>>

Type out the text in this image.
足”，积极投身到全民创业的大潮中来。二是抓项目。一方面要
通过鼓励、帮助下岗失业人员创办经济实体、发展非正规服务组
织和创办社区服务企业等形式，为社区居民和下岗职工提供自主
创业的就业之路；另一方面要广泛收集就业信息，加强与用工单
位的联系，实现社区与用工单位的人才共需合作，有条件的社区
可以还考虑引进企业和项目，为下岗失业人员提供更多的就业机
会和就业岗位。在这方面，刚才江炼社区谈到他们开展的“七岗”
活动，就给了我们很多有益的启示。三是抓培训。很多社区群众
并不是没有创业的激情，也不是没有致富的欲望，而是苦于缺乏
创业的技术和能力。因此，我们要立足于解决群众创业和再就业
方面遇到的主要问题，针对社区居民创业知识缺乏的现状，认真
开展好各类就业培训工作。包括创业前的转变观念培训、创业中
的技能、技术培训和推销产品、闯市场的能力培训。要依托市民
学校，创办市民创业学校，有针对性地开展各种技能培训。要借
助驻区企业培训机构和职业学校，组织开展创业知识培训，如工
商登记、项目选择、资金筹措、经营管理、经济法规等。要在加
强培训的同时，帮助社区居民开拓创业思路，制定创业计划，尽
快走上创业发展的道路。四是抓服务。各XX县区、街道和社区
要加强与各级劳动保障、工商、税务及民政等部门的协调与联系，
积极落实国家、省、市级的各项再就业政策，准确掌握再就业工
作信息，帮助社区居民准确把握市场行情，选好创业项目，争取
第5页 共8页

<<

Aim of the exercise: Copy every line verbatim.

Answer below:
Type out the text in this image.
足”，积极投身到全民创业的大潮中来。二是抓项目。一方面要
通过鼓励、帮助下岗失业人员创办经济实体、发展非正规服务组
织和创办社区服务企业等形式，为社区居民和下岗职工提供自主
创业的就业之路；另一方面要广泛收集就业信息，加强与用工单
位的联系，实现社区与用工单位的人才共需合作，有条件的社区
可以还考虑引进企业和项目，为下岗失业人员提供更多的就业机
会和就业岗位。在这方面，刚才江炼社区谈到他们开展的“七岗”
活动，就给了我们很多有益的启示。三是抓培训。很多社区群众
并不是没有创业的激情，也不是没有致富的欲望，而是苦于缺乏
创业的技术和能力。因此，我们要立足于解决群众创业和再就业
方面遇到的主要问题，针对社区居民创业知识缺乏的现状，认真
开展好各类就业培训工作。包括创业前的转变观念培训、创业中
的技能、技术培训和推销产品、闯市场的能力培训。要依托市民
学校，创办市民创业学校，有针对性地开展各种技能培训。要借
助驻区企业培训机构和职业学校，组织开展创业知识培训，如工
商登记、项目选择、资金筹措、经营管理、经济法规等。要在加
强培训的同时，帮助社区居民开拓创业思路，制定创业计划，尽
快走上创业发展的道路。四是抓服务。各XX县区、街道和社区
要加强与各级劳动保障、工商、税务及民政等部门的协调与联系，
积极落实国家、省、市级的各项再就业政策，准确掌握再就业工
作信息，帮助社区居民准确把握市场行情，选好创业项目，争取
第5页 共8页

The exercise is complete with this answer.